→ **GIVEN TASK**
All of the data must be printed exactly; please include every line.

→ **RECORDS FOR THE EXERCISE**
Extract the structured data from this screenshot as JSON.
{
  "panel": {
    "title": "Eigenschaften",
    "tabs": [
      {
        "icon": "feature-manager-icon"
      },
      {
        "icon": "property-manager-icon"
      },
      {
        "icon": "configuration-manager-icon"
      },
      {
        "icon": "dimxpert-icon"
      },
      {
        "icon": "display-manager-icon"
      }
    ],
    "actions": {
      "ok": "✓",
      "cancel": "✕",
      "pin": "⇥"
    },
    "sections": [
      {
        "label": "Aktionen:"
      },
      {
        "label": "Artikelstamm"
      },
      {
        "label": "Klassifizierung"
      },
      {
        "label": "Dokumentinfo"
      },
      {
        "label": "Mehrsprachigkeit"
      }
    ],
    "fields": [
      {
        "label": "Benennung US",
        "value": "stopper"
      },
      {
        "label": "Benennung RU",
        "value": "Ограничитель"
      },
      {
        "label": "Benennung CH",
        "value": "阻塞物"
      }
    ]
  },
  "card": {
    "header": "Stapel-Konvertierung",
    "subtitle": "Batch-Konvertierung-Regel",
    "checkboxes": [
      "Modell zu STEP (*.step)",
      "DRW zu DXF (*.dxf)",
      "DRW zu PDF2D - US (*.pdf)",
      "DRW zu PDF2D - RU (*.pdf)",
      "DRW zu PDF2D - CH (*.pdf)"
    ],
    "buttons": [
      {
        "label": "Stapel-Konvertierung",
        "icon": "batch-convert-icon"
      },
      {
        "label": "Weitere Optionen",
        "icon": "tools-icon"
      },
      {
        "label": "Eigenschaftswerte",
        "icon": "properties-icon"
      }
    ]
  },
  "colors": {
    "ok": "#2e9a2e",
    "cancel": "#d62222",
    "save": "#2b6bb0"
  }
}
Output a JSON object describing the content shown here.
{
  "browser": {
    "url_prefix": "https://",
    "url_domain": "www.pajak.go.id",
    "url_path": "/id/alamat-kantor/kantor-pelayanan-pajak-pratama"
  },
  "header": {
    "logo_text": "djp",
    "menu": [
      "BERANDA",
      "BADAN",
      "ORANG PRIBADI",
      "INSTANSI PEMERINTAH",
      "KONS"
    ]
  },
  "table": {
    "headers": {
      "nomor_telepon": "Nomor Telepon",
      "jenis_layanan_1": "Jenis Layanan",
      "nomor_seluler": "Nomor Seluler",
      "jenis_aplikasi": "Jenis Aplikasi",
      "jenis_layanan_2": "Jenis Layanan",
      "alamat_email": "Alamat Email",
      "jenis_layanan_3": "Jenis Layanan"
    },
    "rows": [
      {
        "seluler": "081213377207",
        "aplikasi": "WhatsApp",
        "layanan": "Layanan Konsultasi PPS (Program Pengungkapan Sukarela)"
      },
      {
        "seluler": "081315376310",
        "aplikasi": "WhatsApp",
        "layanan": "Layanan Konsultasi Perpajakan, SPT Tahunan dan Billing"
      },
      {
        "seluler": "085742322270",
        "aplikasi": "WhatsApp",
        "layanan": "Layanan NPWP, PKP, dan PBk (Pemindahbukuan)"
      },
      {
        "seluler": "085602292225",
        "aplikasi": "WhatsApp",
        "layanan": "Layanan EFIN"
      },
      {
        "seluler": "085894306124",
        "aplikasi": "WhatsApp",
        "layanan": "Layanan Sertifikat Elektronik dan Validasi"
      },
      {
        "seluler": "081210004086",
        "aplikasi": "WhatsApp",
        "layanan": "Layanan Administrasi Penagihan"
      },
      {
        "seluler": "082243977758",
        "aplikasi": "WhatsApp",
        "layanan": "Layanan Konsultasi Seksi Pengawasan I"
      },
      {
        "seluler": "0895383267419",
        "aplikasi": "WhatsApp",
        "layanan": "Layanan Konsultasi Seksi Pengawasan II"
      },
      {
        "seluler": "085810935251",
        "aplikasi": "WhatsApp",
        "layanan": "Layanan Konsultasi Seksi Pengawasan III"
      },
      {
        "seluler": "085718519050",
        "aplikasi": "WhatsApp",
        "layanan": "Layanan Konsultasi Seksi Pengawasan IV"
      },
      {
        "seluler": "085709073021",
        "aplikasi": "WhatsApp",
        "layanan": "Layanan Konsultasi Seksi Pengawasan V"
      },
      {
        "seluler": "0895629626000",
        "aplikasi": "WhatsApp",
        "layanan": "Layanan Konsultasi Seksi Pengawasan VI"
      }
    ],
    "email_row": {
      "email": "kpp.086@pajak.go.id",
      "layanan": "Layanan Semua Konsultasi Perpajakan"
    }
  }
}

→ **RESPONSE BELOW**
Extract the structured data from this screenshot as JSON.
{
  "panel": {
    "title": "Eigenschaften",
    "tabs": [
      {
        "icon": "feature-manager-icon"
      },
      {
        "icon": "property-manager-icon"
      },
      {
        "icon": "configuration-manager-icon"
      },
      {
        "icon": "dimxpert-icon"
      },
      {
        "icon": "display-manager-icon"
      }
    ],
    "actions": {
      "ok": "✓",
      "cancel": "✕",
      "pin": "⇥"
    },
    "sections": [
      {
        "label": "Aktionen:"
      },
      {
        "label": "Artikelstamm"
      },
      {
        "label": "Klassifizierung"
      },
      {
        "label": "Dokumentinfo"
      },
      {
        "label": "Mehrsprachigkeit"
      }
    ],
    "fields": [
      {
        "label": "Benennung US",
        "value": "stopper"
      },
      {
        "label": "Benennung RU",
        "value": "Ограничитель"
      },
      {
        "label": "Benennung CH",
        "value": "阻塞物"
      }
    ]
  },
  "card": {
    "header": "Stapel-Konvertierung",
    "subtitle": "Batch-Konvertierung-Regel",
    "checkboxes": [
      "Modell zu STEP (*.step)",
      "DRW zu DXF (*.dxf)",
      "DRW zu PDF2D - US (*.pdf)",
      "DRW zu PDF2D - RU (*.pdf)",
      "DRW zu PDF2D - CH (*.pdf)"
    ],
    "buttons": [
      {
        "label": "Stapel-Konvertierung",
        "icon": "batch-convert-icon"
      },
      {
        "label": "Weitere Optionen",
        "icon": "tools-icon"
      },
      {
        "label": "Eigenschaftswerte",
        "icon": "properties-icon"
      }
    ]
  },
  "colors": {
    "ok": "#2e9a2e",
    "cancel": "#d62222",
    "save": "#2b6bb0"
  }
}
Output a JSON object describing the content shown here.
{
  "browser": {
    "url_prefix": "https://",
    "url_domain": "www.pajak.go.id",
    "url_path": "/id/alamat-kantor/kantor-pelayanan-pajak-pratama"
  },
  "header": {
    "logo_text": "djp",
    "menu": [
      "BERANDA",
      "BADAN",
      "ORANG PRIBADI",
      "INSTANSI PEMERINTAH",
      "KONS"
    ]
  },
  "table": {
    "headers": {
      "nomor_telepon": "Nomor Telepon",
      "jenis_layanan_1": "Jenis Layanan",
      "nomor_seluler": "Nomor Seluler",
      "jenis_aplikasi": "Jenis Aplikasi",
      "jenis_layanan_2": "Jenis Layanan",
      "alamat_email": "Alamat Email",
      "jenis_layanan_3": "Jenis Layanan"
    },
    "rows": [
      {
        "seluler": "081213377207",
        "aplikasi": "WhatsApp",
        "layanan": "Layanan Konsultasi PPS (Program Pengungkapan Sukarela)"
      },
      {
        "seluler": "081315376310",
        "aplikasi": "WhatsApp",
        "layanan": "Layanan Konsultasi Perpajakan, SPT Tahunan dan Billing"
      },
      {
        "seluler": "085742322270",
        "aplikasi": "WhatsApp",
        "layanan": "Layanan NPWP, PKP, dan PBk (Pemindahbukuan)"
      },
      {
        "seluler": "085602292225",
        "aplikasi": "WhatsApp",
        "layanan": "Layanan EFIN"
      },
      {
        "seluler": "085894306124",
        "aplikasi": "WhatsApp",
        "layanan": "Layanan Sertifikat Elektronik dan Validasi"
      },
      {
        "seluler": "081210004086",
        "aplikasi": "WhatsApp",
        "layanan": "Layanan Administrasi Penagihan"
      },
      {
        "seluler": "082243977758",
        "aplikasi": "WhatsApp",
        "layanan": "Layanan Konsultasi Seksi Pengawasan I"
      },
      {
        "seluler": "0895383267419",
        "aplikasi": "WhatsApp",
        "layanan": "Layanan Konsultasi Seksi Pengawasan II"
      },
      {
        "seluler": "085810935251",
        "aplikasi": "WhatsApp",
        "layanan": "Layanan Konsultasi Seksi Pengawasan III"
      },
      {
        "seluler": "085718519050",
        "aplikasi": "WhatsApp",
        "layanan": "Layanan Konsultasi Seksi Pengawasan IV"
      },
      {
        "seluler": "085709073021",
        "aplikasi": "WhatsApp",
        "layanan": "Layanan Konsultasi Seksi Pengawasan V"
      },
      {
        "seluler": "0895629626000",
        "aplikasi": "WhatsApp",
        "layanan": "Layanan Konsultasi Seksi Pengawasan VI"
      }
    ],
    "email_row": {
      "email": "kpp.086@pajak.go.id",
      "layanan": "Layanan Semua Konsultasi Perpajakan"
    }
  }
}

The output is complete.